*Task input*:
^^^^^^^^^^^^^^^^
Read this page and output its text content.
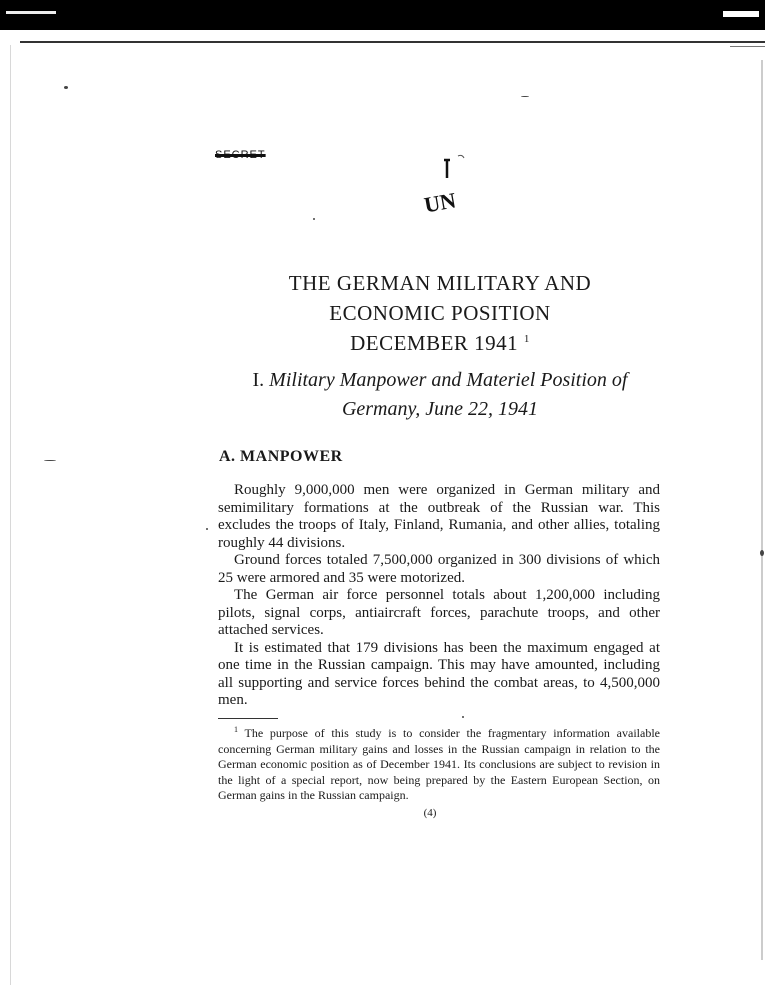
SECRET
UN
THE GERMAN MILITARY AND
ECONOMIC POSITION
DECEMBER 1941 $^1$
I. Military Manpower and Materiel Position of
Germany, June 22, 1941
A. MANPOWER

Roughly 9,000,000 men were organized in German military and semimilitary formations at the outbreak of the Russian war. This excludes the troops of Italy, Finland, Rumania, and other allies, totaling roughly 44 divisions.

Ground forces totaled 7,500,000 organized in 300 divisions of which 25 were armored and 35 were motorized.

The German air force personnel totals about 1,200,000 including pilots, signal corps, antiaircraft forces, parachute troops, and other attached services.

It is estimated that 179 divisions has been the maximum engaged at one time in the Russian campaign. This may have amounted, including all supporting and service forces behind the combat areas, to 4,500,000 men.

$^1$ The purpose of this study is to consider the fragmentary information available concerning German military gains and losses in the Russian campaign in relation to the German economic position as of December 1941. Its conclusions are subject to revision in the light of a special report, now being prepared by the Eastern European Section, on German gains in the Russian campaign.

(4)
^^^^^^^^^^^^^^^^
Give the number of lines in the listing above that contain "including", and nothing else.

2